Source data
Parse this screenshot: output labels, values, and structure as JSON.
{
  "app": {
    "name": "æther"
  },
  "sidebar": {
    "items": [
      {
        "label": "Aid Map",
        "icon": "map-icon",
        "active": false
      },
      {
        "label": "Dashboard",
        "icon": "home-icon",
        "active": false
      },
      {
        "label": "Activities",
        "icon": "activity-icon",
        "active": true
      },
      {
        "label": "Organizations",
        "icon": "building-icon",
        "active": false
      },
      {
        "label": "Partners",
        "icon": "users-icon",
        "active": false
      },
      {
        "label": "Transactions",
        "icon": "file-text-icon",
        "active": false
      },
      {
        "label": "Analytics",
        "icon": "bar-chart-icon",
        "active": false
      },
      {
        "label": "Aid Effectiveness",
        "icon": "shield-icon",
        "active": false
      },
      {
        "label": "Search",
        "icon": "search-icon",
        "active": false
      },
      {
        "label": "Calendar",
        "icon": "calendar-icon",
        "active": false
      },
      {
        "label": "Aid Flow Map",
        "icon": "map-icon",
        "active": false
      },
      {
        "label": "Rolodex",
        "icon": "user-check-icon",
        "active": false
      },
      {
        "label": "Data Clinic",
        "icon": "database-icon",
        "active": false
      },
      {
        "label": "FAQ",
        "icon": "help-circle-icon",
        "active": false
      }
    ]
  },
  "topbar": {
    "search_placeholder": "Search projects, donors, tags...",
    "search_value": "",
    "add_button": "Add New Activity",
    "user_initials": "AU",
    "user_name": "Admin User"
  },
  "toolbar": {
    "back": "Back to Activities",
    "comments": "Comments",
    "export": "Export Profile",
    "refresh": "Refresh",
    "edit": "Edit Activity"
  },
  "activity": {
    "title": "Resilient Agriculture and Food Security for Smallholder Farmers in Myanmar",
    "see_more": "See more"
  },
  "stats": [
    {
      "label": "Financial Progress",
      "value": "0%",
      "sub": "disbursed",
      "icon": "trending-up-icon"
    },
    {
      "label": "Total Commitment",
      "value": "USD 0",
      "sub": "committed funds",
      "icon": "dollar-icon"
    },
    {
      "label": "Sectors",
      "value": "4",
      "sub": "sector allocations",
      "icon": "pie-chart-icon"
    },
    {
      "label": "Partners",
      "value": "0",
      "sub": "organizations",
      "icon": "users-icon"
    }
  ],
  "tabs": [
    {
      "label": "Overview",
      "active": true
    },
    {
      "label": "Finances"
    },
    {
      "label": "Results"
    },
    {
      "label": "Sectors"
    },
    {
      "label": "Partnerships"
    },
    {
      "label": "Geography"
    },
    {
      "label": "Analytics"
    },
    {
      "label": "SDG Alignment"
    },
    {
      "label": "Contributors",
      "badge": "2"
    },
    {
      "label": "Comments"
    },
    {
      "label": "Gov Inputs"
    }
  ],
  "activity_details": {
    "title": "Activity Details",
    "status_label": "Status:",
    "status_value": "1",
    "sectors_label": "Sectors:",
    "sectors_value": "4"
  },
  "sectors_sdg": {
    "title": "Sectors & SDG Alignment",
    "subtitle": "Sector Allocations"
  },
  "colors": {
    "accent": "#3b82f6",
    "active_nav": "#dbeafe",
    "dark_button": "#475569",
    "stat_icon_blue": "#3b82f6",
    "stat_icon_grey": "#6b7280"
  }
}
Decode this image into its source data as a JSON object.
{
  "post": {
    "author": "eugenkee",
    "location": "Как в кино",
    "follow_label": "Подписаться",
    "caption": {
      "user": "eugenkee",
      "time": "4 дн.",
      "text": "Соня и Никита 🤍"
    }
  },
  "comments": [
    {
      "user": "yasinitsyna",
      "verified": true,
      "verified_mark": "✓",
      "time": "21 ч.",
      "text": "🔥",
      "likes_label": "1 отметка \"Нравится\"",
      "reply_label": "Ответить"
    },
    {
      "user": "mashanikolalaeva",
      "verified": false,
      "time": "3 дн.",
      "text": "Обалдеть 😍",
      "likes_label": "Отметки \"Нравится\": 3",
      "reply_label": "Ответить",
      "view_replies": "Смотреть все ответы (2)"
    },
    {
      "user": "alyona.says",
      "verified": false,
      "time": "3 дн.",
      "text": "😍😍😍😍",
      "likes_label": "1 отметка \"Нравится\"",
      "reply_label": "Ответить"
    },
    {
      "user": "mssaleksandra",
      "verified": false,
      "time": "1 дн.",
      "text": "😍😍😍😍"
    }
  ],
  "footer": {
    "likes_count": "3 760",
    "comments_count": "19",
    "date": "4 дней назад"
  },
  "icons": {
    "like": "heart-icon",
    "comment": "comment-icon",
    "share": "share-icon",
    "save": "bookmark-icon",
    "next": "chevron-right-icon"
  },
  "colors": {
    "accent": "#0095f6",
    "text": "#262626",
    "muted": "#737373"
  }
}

TASK BRIEF: All of the material above needs to be copied exactly.

REPLY TO THE TASK:
Parse this screenshot: output labels, values, and structure as JSON.
{
  "app": {
    "name": "æther"
  },
  "sidebar": {
    "items": [
      {
        "label": "Aid Map",
        "icon": "map-icon",
        "active": false
      },
      {
        "label": "Dashboard",
        "icon": "home-icon",
        "active": false
      },
      {
        "label": "Activities",
        "icon": "activity-icon",
        "active": true
      },
      {
        "label": "Organizations",
        "icon": "building-icon",
        "active": false
      },
      {
        "label": "Partners",
        "icon": "users-icon",
        "active": false
      },
      {
        "label": "Transactions",
        "icon": "file-text-icon",
        "active": false
      },
      {
        "label": "Analytics",
        "icon": "bar-chart-icon",
        "active": false
      },
      {
        "label": "Aid Effectiveness",
        "icon": "shield-icon",
        "active": false
      },
      {
        "label": "Search",
        "icon": "search-icon",
        "active": false
      },
      {
        "label": "Calendar",
        "icon": "calendar-icon",
        "active": false
      },
      {
        "label": "Aid Flow Map",
        "icon": "map-icon",
        "active": false
      },
      {
        "label": "Rolodex",
        "icon": "user-check-icon",
        "active": false
      },
      {
        "label": "Data Clinic",
        "icon": "database-icon",
        "active": false
      },
      {
        "label": "FAQ",
        "icon": "help-circle-icon",
        "active": false
      }
    ]
  },
  "topbar": {
    "search_placeholder": "Search projects, donors, tags...",
    "search_value": "",
    "add_button": "Add New Activity",
    "user_initials": "AU",
    "user_name": "Admin User"
  },
  "toolbar": {
    "back": "Back to Activities",
    "comments": "Comments",
    "export": "Export Profile",
    "refresh": "Refresh",
    "edit": "Edit Activity"
  },
  "activity": {
    "title": "Resilient Agriculture and Food Security for Smallholder Farmers in Myanmar",
    "see_more": "See more"
  },
  "stats": [
    {
      "label": "Financial Progress",
      "value": "0%",
      "sub": "disbursed",
      "icon": "trending-up-icon"
    },
    {
      "label": "Total Commitment",
      "value": "USD 0",
      "sub": "committed funds",
      "icon": "dollar-icon"
    },
    {
      "label": "Sectors",
      "value": "4",
      "sub": "sector allocations",
      "icon": "pie-chart-icon"
    },
    {
      "label": "Partners",
      "value": "0",
      "sub": "organizations",
      "icon": "users-icon"
    }
  ],
  "tabs": [
    {
      "label": "Overview",
      "active": true
    },
    {
      "label": "Finances"
    },
    {
      "label": "Results"
    },
    {
      "label": "Sectors"
    },
    {
      "label": "Partnerships"
    },
    {
      "label": "Geography"
    },
    {
      "label": "Analytics"
    },
    {
      "label": "SDG Alignment"
    },
    {
      "label": "Contributors",
      "badge": "2"
    },
    {
      "label": "Comments"
    },
    {
      "label": "Gov Inputs"
    }
  ],
  "activity_details": {
    "title": "Activity Details",
    "status_label": "Status:",
    "status_value": "1",
    "sectors_label": "Sectors:",
    "sectors_value": "4"
  },
  "sectors_sdg": {
    "title": "Sectors & SDG Alignment",
    "subtitle": "Sector Allocations"
  },
  "colors": {
    "accent": "#3b82f6",
    "active_nav": "#dbeafe",
    "dark_button": "#475569",
    "stat_icon_blue": "#3b82f6",
    "stat_icon_grey": "#6b7280"
  }
}
Decode this image into its source data as a JSON object.
{
  "post": {
    "author": "eugenkee",
    "location": "Как в кино",
    "follow_label": "Подписаться",
    "caption": {
      "user": "eugenkee",
      "time": "4 дн.",
      "text": "Соня и Никита 🤍"
    }
  },
  "comments": [
    {
      "user": "yasinitsyna",
      "verified": true,
      "verified_mark": "✓",
      "time": "21 ч.",
      "text": "🔥",
      "likes_label": "1 отметка \"Нравится\"",
      "reply_label": "Ответить"
    },
    {
      "user": "mashanikolalaeva",
      "verified": false,
      "time": "3 дн.",
      "text": "Обалдеть 😍",
      "likes_label": "Отметки \"Нравится\": 3",
      "reply_label": "Ответить",
      "view_replies": "Смотреть все ответы (2)"
    },
    {
      "user": "alyona.says",
      "verified": false,
      "time": "3 дн.",
      "text": "😍😍😍😍",
      "likes_label": "1 отметка \"Нравится\"",
      "reply_label": "Ответить"
    },
    {
      "user": "mssaleksandra",
      "verified": false,
      "time": "1 дн.",
      "text": "😍😍😍😍"
    }
  ],
  "footer": {
    "likes_count": "3 760",
    "comments_count": "19",
    "date": "4 дней назад"
  },
  "icons": {
    "like": "heart-icon",
    "comment": "comment-icon",
    "share": "share-icon",
    "save": "bookmark-icon",
    "next": "chevron-right-icon"
  },
  "colors": {
    "accent": "#0095f6",
    "text": "#262626",
    "muted": "#737373"
  }
}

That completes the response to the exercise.